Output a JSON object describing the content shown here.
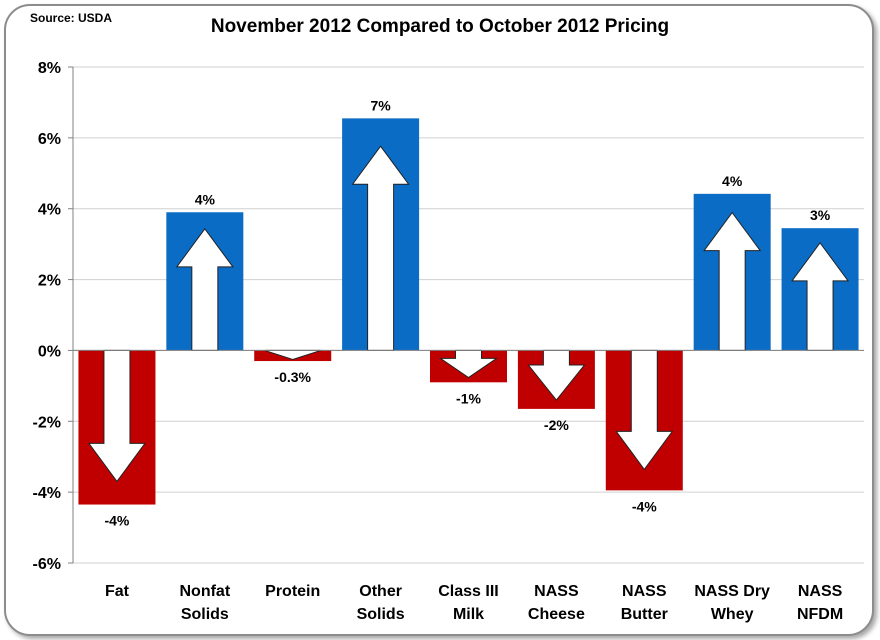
{
  "source_note": "Source: USDA",
  "chart_data": {
    "type": "bar",
    "title": "November 2012 Compared to October 2012 Pricing",
    "categories": [
      [
        "Fat"
      ],
      [
        "Nonfat",
        "Solids"
      ],
      [
        "Protein"
      ],
      [
        "Other",
        "Solids"
      ],
      [
        "Class III",
        "Milk"
      ],
      [
        "NASS",
        "Cheese"
      ],
      [
        "NASS",
        "Butter"
      ],
      [
        "NASS Dry",
        "Whey"
      ],
      [
        "NASS",
        "NFDM"
      ]
    ],
    "values": [
      -4.35,
      3.9,
      -0.3,
      6.55,
      -0.9,
      -1.65,
      -3.95,
      4.42,
      3.45
    ],
    "data_labels": [
      "-4%",
      "4%",
      "-0.3%",
      "7%",
      "-1%",
      "-2%",
      "-4%",
      "4%",
      "3%"
    ],
    "ylim": [
      -6,
      8
    ],
    "yticks": [
      -6,
      -4,
      -2,
      0,
      2,
      4,
      6,
      8
    ],
    "ytick_labels": [
      "-6%",
      "-4%",
      "-2%",
      "0%",
      "2%",
      "4%",
      "6%",
      "8%"
    ],
    "grid": true,
    "legend": "none",
    "colors": {
      "positive": "#0a6cc4",
      "negative": "#c00000",
      "arrow": "#ffffff",
      "grid": "#d0d0d0"
    }
  }
}
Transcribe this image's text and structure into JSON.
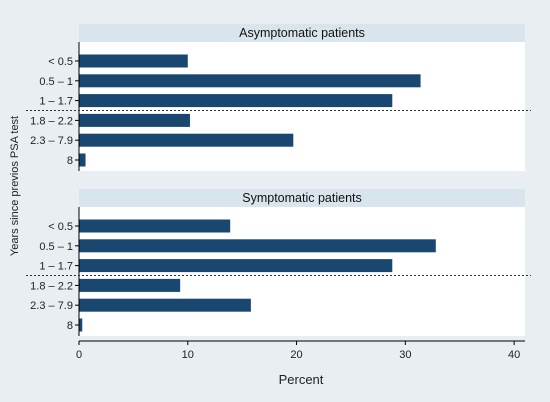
{
  "chart_data": {
    "type": "bar",
    "orientation": "horizontal",
    "xlabel": "Percent",
    "ylabel": "Years since previos PSA test",
    "xlim": [
      0,
      41
    ],
    "xticks": [
      0,
      10,
      20,
      30,
      40
    ],
    "grid": false,
    "colors": {
      "background": "#e8eef2",
      "panel": "#ffffff",
      "strip": "#d9e5ec",
      "bar": "#1a476f",
      "axis": "#000000"
    },
    "categories": [
      "< 0.5",
      "0.5 – 1",
      "1 – 1.7",
      "1.8 – 2.2",
      "2.3 – 7.9",
      "8"
    ],
    "separator_after_index": 2,
    "panels": [
      {
        "title": "Asymptomatic patients",
        "values": [
          10.0,
          31.4,
          28.8,
          10.2,
          19.7,
          0.6
        ]
      },
      {
        "title": "Symptomatic patients",
        "values": [
          13.9,
          32.8,
          28.8,
          9.3,
          15.8,
          0.3
        ]
      }
    ]
  }
}
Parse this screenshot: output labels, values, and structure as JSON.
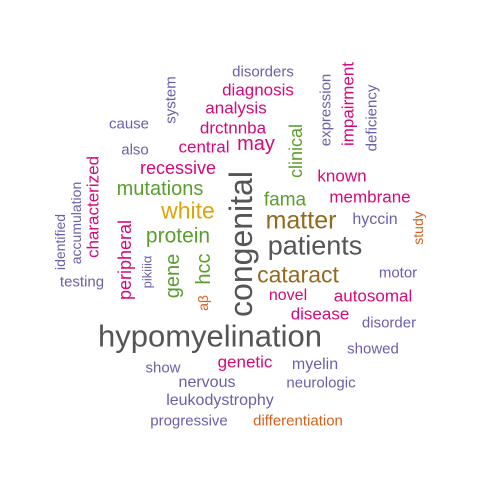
{
  "colors": {
    "purple": "#6b5fa8",
    "magenta": "#d4097a",
    "green": "#5a9e2e",
    "gold": "#dba40d",
    "brown": "#94691e",
    "gray": "#555555",
    "orange": "#d6601a"
  },
  "words": {
    "hypomyelination": "hypomyelination",
    "congenital": "congenital",
    "patients": "patients",
    "matter": "matter",
    "cataract": "cataract",
    "white": "white",
    "protein": "protein",
    "mutations": "mutations",
    "recessive": "recessive",
    "gene": "gene",
    "hcc": "hcc",
    "fama": "fama",
    "central": "central",
    "may": "may",
    "clinical": "clinical",
    "known": "known",
    "membrane": "membrane",
    "hyccin": "hyccin",
    "autosomal": "autosomal",
    "novel": "novel",
    "disease": "disease",
    "drctnnba": "drctnnba",
    "analysis": "analysis",
    "diagnosis": "diagnosis",
    "disorders": "disorders",
    "system": "system",
    "cause": "cause",
    "also": "also",
    "expression": "expression",
    "impairment": "impairment",
    "deficiency": "deficiency",
    "characterized": "characterized",
    "accumulation": "accumulation",
    "identified": "identified",
    "testing": "testing",
    "peripheral": "peripheral",
    "pikiiia": "pikiiiα",
    "abeta": "aβ",
    "study": "study",
    "motor": "motor",
    "disorder": "disorder",
    "showed": "showed",
    "genetic": "genetic",
    "myelin": "myelin",
    "show": "show",
    "nervous": "nervous",
    "neurologic": "neurologic",
    "leukodystrophy": "leukodystrophy",
    "progressive": "progressive",
    "differentiation": "differentiation"
  }
}
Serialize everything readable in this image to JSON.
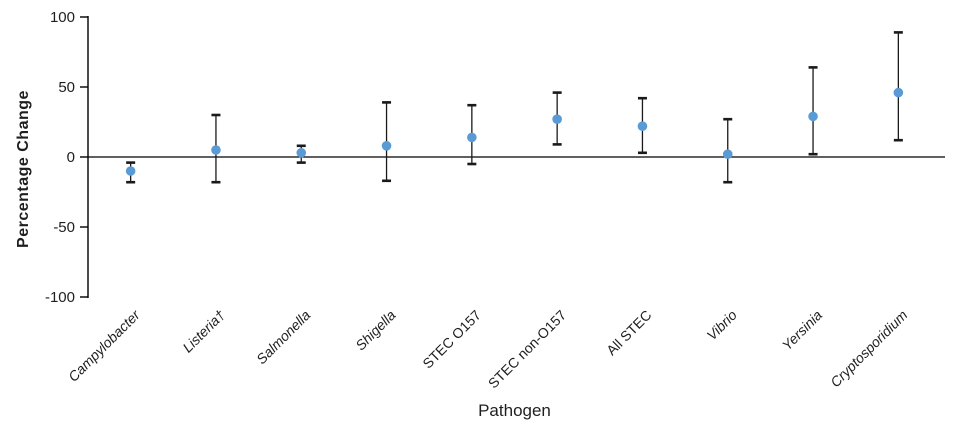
{
  "chart_data": {
    "type": "scatter",
    "title": "",
    "xlabel": "Pathogen",
    "ylabel": "Percentage Change",
    "ylim": [
      -100,
      100
    ],
    "yticks": [
      100,
      50,
      0,
      -50,
      -100
    ],
    "grid": false,
    "legend": "none",
    "marker_color": "#5B9BD5",
    "error_bar_color": "#1a1a1a",
    "axis_color": "#000000",
    "categories": [
      "Campylobacter",
      "Listeria†",
      "Salmonella",
      "Shigella",
      "STEC O157",
      "STEC non-O157",
      "All STEC",
      "Vibrio",
      "Yersinia",
      "Cryptosporidium"
    ],
    "points": [
      {
        "pathogen": "Campylobacter",
        "italic": true,
        "value": -10,
        "ci_low": -18,
        "ci_high": -4
      },
      {
        "pathogen": "Listeria†",
        "italic": true,
        "value": 5,
        "ci_low": -18,
        "ci_high": 30
      },
      {
        "pathogen": "Salmonella",
        "italic": true,
        "value": 3,
        "ci_low": -4,
        "ci_high": 8
      },
      {
        "pathogen": "Shigella",
        "italic": true,
        "value": 8,
        "ci_low": -17,
        "ci_high": 39
      },
      {
        "pathogen": "STEC O157",
        "italic": false,
        "value": 14,
        "ci_low": -5,
        "ci_high": 37
      },
      {
        "pathogen": "STEC non-O157",
        "italic": false,
        "value": 27,
        "ci_low": 9,
        "ci_high": 46
      },
      {
        "pathogen": "All STEC",
        "italic": false,
        "value": 22,
        "ci_low": 3,
        "ci_high": 42
      },
      {
        "pathogen": "Vibrio",
        "italic": true,
        "value": 2,
        "ci_low": -18,
        "ci_high": 27
      },
      {
        "pathogen": "Yersinia",
        "italic": true,
        "value": 29,
        "ci_low": 2,
        "ci_high": 64
      },
      {
        "pathogen": "Cryptosporidium",
        "italic": true,
        "value": 46,
        "ci_low": 12,
        "ci_high": 89
      }
    ]
  }
}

┄┄┄┄┄┄┄┄┄┄┄┄┄┄┄┄┄┄┄┄

→ **Problem statement**
Set the listing above down again exactly, leaving pictures out.

→ **Response area**
Output a JSON object describing the content shown here.
{
  "source_note": "Source: USDA",
  "chart_data": {
    "type": "bar",
    "title": "November 2012 Compared to October 2012 Pricing",
    "categories": [
      [
        "Fat"
      ],
      [
        "Nonfat",
        "Solids"
      ],
      [
        "Protein"
      ],
      [
        "Other",
        "Solids"
      ],
      [
        "Class III",
        "Milk"
      ],
      [
        "NASS",
        "Cheese"
      ],
      [
        "NASS",
        "Butter"
      ],
      [
        "NASS Dry",
        "Whey"
      ],
      [
        "NASS",
        "NFDM"
      ]
    ],
    "values": [
      -4.35,
      3.9,
      -0.3,
      6.55,
      -0.9,
      -1.65,
      -3.95,
      4.42,
      3.45
    ],
    "data_labels": [
      "-4%",
      "4%",
      "-0.3%",
      "7%",
      "-1%",
      "-2%",
      "-4%",
      "4%",
      "3%"
    ],
    "ylim": [
      -6,
      8
    ],
    "yticks": [
      -6,
      -4,
      -2,
      0,
      2,
      4,
      6,
      8
    ],
    "ytick_labels": [
      "-6%",
      "-4%",
      "-2%",
      "0%",
      "2%",
      "4%",
      "6%",
      "8%"
    ],
    "grid": true,
    "legend": "none",
    "colors": {
      "positive": "#0a6cc4",
      "negative": "#c00000",
      "arrow": "#ffffff",
      "grid": "#d0d0d0"
    }
  }
}
Transcribe this image's text and structure into JSON.
{
  "chart_data": {
    "type": "bar",
    "orientation": "horizontal",
    "xlabel": "Percent",
    "ylabel": "Years since previos PSA test",
    "xlim": [
      0,
      41
    ],
    "xticks": [
      0,
      10,
      20,
      30,
      40
    ],
    "grid": false,
    "colors": {
      "background": "#e8eef2",
      "panel": "#ffffff",
      "strip": "#d9e5ec",
      "bar": "#1a476f",
      "axis": "#000000"
    },
    "categories": [
      "< 0.5",
      "0.5 – 1",
      "1 – 1.7",
      "1.8 – 2.2",
      "2.3 – 7.9",
      "8"
    ],
    "separator_after_index": 2,
    "panels": [
      {
        "title": "Asymptomatic patients",
        "values": [
          10.0,
          31.4,
          28.8,
          10.2,
          19.7,
          0.6
        ]
      },
      {
        "title": "Symptomatic patients",
        "values": [
          13.9,
          32.8,
          28.8,
          9.3,
          15.8,
          0.3
        ]
      }
    ]
  }
}
Parse this screenshot: output labels, values, and structure as JSON.
{
  "colors": {
    "purple": "#6b5fa8",
    "magenta": "#d4097a",
    "green": "#5a9e2e",
    "gold": "#dba40d",
    "brown": "#94691e",
    "gray": "#555555",
    "orange": "#d6601a"
  },
  "words": {
    "hypomyelination": "hypomyelination",
    "congenital": "congenital",
    "patients": "patients",
    "matter": "matter",
    "cataract": "cataract",
    "white": "white",
    "protein": "protein",
    "mutations": "mutations",
    "recessive": "recessive",
    "gene": "gene",
    "hcc": "hcc",
    "fama": "fama",
    "central": "central",
    "may": "may",
    "clinical": "clinical",
    "known": "known",
    "membrane": "membrane",
    "hyccin": "hyccin",
    "autosomal": "autosomal",
    "novel": "novel",
    "disease": "disease",
    "drctnnba": "drctnnba",
    "analysis": "analysis",
    "diagnosis": "diagnosis",
    "disorders": "disorders",
    "system": "system",
    "cause": "cause",
    "also": "also",
    "expression": "expression",
    "impairment": "impairment",
    "deficiency": "deficiency",
    "characterized": "characterized",
    "accumulation": "accumulation",
    "identified": "identified",
    "testing": "testing",
    "peripheral": "peripheral",
    "pikiiia": "pikiiiα",
    "abeta": "aβ",
    "study": "study",
    "motor": "motor",
    "disorder": "disorder",
    "showed": "showed",
    "genetic": "genetic",
    "myelin": "myelin",
    "show": "show",
    "nervous": "nervous",
    "neurologic": "neurologic",
    "leukodystrophy": "leukodystrophy",
    "progressive": "progressive",
    "differentiation": "differentiation"
  }
}
Serialize everything readable in this image to JSON.
{
  "chart_data": {
    "type": "scatter",
    "title": "",
    "xlabel": "Pathogen",
    "ylabel": "Percentage Change",
    "ylim": [
      -100,
      100
    ],
    "yticks": [
      100,
      50,
      0,
      -50,
      -100
    ],
    "grid": false,
    "legend": "none",
    "marker_color": "#5B9BD5",
    "error_bar_color": "#1a1a1a",
    "axis_color": "#000000",
    "categories": [
      "Campylobacter",
      "Listeria†",
      "Salmonella",
      "Shigella",
      "STEC O157",
      "STEC non-O157",
      "All STEC",
      "Vibrio",
      "Yersinia",
      "Cryptosporidium"
    ],
    "points": [
      {
        "pathogen": "Campylobacter",
        "italic": true,
        "value": -10,
        "ci_low": -18,
        "ci_high": -4
      },
      {
        "pathogen": "Listeria†",
        "italic": true,
        "value": 5,
        "ci_low": -18,
        "ci_high": 30
      },
      {
        "pathogen": "Salmonella",
        "italic": true,
        "value": 3,
        "ci_low": -4,
        "ci_high": 8
      },
      {
        "pathogen": "Shigella",
        "italic": true,
        "value": 8,
        "ci_low": -17,
        "ci_high": 39
      },
      {
        "pathogen": "STEC O157",
        "italic": false,
        "value": 14,
        "ci_low": -5,
        "ci_high": 37
      },
      {
        "pathogen": "STEC non-O157",
        "italic": false,
        "value": 27,
        "ci_low": 9,
        "ci_high": 46
      },
      {
        "pathogen": "All STEC",
        "italic": false,
        "value": 22,
        "ci_low": 3,
        "ci_high": 42
      },
      {
        "pathogen": "Vibrio",
        "italic": true,
        "value": 2,
        "ci_low": -18,
        "ci_high": 27
      },
      {
        "pathogen": "Yersinia",
        "italic": true,
        "value": 29,
        "ci_low": 2,
        "ci_high": 64
      },
      {
        "pathogen": "Cryptosporidium",
        "italic": true,
        "value": 46,
        "ci_low": 12,
        "ci_high": 89
      }
    ]
  }
}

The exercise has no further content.